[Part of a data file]
· · · · ·

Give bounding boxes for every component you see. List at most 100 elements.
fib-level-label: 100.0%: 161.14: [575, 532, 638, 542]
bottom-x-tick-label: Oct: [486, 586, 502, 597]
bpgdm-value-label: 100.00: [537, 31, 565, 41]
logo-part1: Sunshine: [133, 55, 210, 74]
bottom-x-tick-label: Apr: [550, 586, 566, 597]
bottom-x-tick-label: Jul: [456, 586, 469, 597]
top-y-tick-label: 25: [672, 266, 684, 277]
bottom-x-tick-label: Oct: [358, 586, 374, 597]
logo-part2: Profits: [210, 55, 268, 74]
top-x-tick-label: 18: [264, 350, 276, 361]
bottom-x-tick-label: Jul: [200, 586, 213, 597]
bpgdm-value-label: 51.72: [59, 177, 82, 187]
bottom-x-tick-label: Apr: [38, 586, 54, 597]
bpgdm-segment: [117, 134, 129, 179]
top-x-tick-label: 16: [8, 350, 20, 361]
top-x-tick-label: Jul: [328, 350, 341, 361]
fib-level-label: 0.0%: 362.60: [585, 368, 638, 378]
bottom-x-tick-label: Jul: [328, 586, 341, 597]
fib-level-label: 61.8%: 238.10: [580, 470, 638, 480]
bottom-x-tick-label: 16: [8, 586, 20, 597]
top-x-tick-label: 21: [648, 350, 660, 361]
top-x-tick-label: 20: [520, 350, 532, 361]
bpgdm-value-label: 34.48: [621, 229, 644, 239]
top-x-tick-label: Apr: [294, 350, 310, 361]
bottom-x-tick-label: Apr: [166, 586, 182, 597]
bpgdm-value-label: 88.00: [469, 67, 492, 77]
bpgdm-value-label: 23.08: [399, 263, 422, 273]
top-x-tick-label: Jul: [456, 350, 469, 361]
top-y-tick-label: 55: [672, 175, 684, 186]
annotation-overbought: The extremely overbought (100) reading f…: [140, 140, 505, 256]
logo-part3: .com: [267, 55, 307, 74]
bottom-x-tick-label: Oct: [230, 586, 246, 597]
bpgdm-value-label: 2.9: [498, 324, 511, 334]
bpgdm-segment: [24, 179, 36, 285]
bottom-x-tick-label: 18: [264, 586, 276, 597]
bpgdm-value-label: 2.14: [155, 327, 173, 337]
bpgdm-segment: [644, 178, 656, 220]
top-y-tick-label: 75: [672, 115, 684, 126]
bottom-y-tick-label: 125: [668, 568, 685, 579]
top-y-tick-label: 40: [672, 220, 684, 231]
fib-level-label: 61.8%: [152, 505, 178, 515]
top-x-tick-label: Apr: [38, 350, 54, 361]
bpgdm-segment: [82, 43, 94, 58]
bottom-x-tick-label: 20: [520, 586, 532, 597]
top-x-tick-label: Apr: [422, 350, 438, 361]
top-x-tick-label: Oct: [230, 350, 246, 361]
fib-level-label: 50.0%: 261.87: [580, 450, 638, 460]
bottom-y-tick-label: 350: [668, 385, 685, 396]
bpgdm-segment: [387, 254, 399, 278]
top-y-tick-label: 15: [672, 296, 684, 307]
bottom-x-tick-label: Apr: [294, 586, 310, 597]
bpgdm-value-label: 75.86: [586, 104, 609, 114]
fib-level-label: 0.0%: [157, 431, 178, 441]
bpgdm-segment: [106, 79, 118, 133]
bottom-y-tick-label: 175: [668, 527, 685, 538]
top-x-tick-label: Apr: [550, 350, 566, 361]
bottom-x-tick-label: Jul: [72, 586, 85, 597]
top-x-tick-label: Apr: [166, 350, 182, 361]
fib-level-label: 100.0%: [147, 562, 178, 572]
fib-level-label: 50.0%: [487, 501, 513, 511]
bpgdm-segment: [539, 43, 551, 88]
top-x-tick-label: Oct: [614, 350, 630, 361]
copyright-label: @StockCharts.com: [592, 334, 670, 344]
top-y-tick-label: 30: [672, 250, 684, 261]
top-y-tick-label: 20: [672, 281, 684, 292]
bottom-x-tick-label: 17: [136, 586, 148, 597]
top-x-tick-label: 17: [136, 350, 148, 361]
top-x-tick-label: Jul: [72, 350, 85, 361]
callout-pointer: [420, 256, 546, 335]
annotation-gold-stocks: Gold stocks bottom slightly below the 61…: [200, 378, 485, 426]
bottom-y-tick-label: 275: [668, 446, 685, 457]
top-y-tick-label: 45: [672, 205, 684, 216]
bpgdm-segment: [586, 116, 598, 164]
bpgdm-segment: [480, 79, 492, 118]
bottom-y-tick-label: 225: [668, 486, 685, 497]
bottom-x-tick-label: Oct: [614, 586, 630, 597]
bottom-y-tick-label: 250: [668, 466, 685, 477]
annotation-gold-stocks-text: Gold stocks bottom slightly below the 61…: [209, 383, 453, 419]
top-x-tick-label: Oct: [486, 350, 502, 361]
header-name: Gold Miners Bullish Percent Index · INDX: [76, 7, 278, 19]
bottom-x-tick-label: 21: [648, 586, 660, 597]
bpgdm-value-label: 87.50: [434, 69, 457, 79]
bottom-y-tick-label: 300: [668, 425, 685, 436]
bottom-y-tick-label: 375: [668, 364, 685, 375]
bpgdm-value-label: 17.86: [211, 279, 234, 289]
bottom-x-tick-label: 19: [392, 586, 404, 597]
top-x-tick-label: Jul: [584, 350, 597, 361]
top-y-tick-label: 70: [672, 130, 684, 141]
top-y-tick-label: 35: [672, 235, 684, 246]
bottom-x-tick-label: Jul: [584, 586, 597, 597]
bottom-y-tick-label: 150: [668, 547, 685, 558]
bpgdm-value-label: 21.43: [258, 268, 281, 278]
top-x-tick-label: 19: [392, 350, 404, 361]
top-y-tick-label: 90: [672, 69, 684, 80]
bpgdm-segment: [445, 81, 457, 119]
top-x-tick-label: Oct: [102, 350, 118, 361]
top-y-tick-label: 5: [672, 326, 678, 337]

· · · · ·

Give back every line of the records above, unchanged and in the same order.

▶ **WRITTEN SOLUTION**:
Give bounding boxes for every component you see. List at most 100 elements.
fib-level-label: 100.0%: 161.14: [575, 532, 638, 542]
bottom-x-tick-label: Oct: [486, 586, 502, 597]
bpgdm-value-label: 100.00: [537, 31, 565, 41]
logo-part1: Sunshine: [133, 55, 210, 74]
bottom-x-tick-label: Apr: [550, 586, 566, 597]
bottom-x-tick-label: Jul: [456, 586, 469, 597]
top-y-tick-label: 25: [672, 266, 684, 277]
bottom-x-tick-label: Oct: [358, 586, 374, 597]
logo-part2: Profits: [210, 55, 268, 74]
top-x-tick-label: 18: [264, 350, 276, 361]
bottom-x-tick-label: Jul: [200, 586, 213, 597]
bpgdm-value-label: 51.72: [59, 177, 82, 187]
bottom-x-tick-label: Apr: [38, 586, 54, 597]
bpgdm-segment: [117, 134, 129, 179]
top-x-tick-label: 16: [8, 350, 20, 361]
top-x-tick-label: Jul: [328, 350, 341, 361]
fib-level-label: 0.0%: 362.60: [585, 368, 638, 378]
bottom-x-tick-label: Jul: [328, 586, 341, 597]
fib-level-label: 61.8%: 238.10: [580, 470, 638, 480]
bottom-x-tick-label: 16: [8, 586, 20, 597]
top-x-tick-label: 21: [648, 350, 660, 361]
top-x-tick-label: 20: [520, 350, 532, 361]
bpgdm-value-label: 34.48: [621, 229, 644, 239]
top-x-tick-label: Apr: [294, 350, 310, 361]
bottom-x-tick-label: Apr: [166, 586, 182, 597]
bpgdm-value-label: 88.00: [469, 67, 492, 77]
bpgdm-value-label: 23.08: [399, 263, 422, 273]
top-x-tick-label: Jul: [456, 350, 469, 361]
top-y-tick-label: 55: [672, 175, 684, 186]
annotation-overbought: The extremely overbought (100) reading f…: [140, 140, 505, 256]
logo-part3: .com: [267, 55, 307, 74]
bottom-x-tick-label: Oct: [230, 586, 246, 597]
bpgdm-value-label: 2.9: [498, 324, 511, 334]
bpgdm-segment: [24, 179, 36, 285]
bottom-x-tick-label: 18: [264, 586, 276, 597]
bpgdm-value-label: 2.14: [155, 327, 173, 337]
bpgdm-segment: [644, 178, 656, 220]
top-y-tick-label: 75: [672, 115, 684, 126]
bottom-y-tick-label: 125: [668, 568, 685, 579]
top-y-tick-label: 40: [672, 220, 684, 231]
fib-level-label: 61.8%: [152, 505, 178, 515]
top-x-tick-label: Apr: [38, 350, 54, 361]
bpgdm-segment: [82, 43, 94, 58]
bottom-x-tick-label: 20: [520, 586, 532, 597]
top-x-tick-label: Apr: [422, 350, 438, 361]
top-x-tick-label: Oct: [230, 350, 246, 361]
fib-level-label: 50.0%: 261.87: [580, 450, 638, 460]
bottom-y-tick-label: 350: [668, 385, 685, 396]
bpgdm-segment: [387, 254, 399, 278]
top-y-tick-label: 15: [672, 296, 684, 307]
bottom-x-tick-label: Apr: [294, 586, 310, 597]
bpgdm-value-label: 75.86: [586, 104, 609, 114]
fib-level-label: 0.0%: [157, 431, 178, 441]
bpgdm-segment: [106, 79, 118, 133]
bottom-y-tick-label: 175: [668, 527, 685, 538]
top-x-tick-label: Apr: [550, 350, 566, 361]
bottom-x-tick-label: Jul: [72, 586, 85, 597]
top-x-tick-label: Apr: [166, 350, 182, 361]
fib-level-label: 100.0%: [147, 562, 178, 572]
fib-level-label: 50.0%: [487, 501, 513, 511]
bpgdm-segment: [539, 43, 551, 88]
top-x-tick-label: Oct: [614, 350, 630, 361]
copyright-label: @StockCharts.com: [592, 334, 670, 344]
top-y-tick-label: 30: [672, 250, 684, 261]
top-y-tick-label: 20: [672, 281, 684, 292]
bottom-x-tick-label: 17: [136, 586, 148, 597]
top-x-tick-label: 17: [136, 350, 148, 361]
top-x-tick-label: Jul: [72, 350, 85, 361]
callout-pointer: [420, 256, 546, 335]
annotation-gold-stocks: Gold stocks bottom slightly below the 61…: [200, 378, 485, 426]
bottom-y-tick-label: 275: [668, 446, 685, 457]
top-y-tick-label: 45: [672, 205, 684, 216]
bpgdm-segment: [586, 116, 598, 164]
bpgdm-segment: [480, 79, 492, 118]
bottom-y-tick-label: 225: [668, 486, 685, 497]
bottom-x-tick-label: Oct: [614, 586, 630, 597]
bottom-y-tick-label: 250: [668, 466, 685, 477]
annotation-gold-stocks-text: Gold stocks bottom slightly below the 61…: [209, 383, 453, 419]
top-x-tick-label: Oct: [486, 350, 502, 361]
header-name: Gold Miners Bullish Percent Index · INDX: [76, 7, 278, 19]
bottom-x-tick-label: 21: [648, 586, 660, 597]
bpgdm-value-label: 87.50: [434, 69, 457, 79]
bottom-y-tick-label: 300: [668, 425, 685, 436]
bottom-y-tick-label: 375: [668, 364, 685, 375]
bpgdm-value-label: 17.86: [211, 279, 234, 289]
bottom-x-tick-label: 19: [392, 586, 404, 597]
top-x-tick-label: Jul: [584, 350, 597, 361]
top-y-tick-label: 70: [672, 130, 684, 141]
top-y-tick-label: 35: [672, 235, 684, 246]
bottom-x-tick-label: Jul: [584, 586, 597, 597]
bottom-y-tick-label: 150: [668, 547, 685, 558]
bpgdm-value-label: 21.43: [258, 268, 281, 278]
top-x-tick-label: 19: [392, 350, 404, 361]
top-y-tick-label: 90: [672, 69, 684, 80]
bpgdm-segment: [445, 81, 457, 119]
top-x-tick-label: Oct: [102, 350, 118, 361]
top-y-tick-label: 5: [672, 326, 678, 337]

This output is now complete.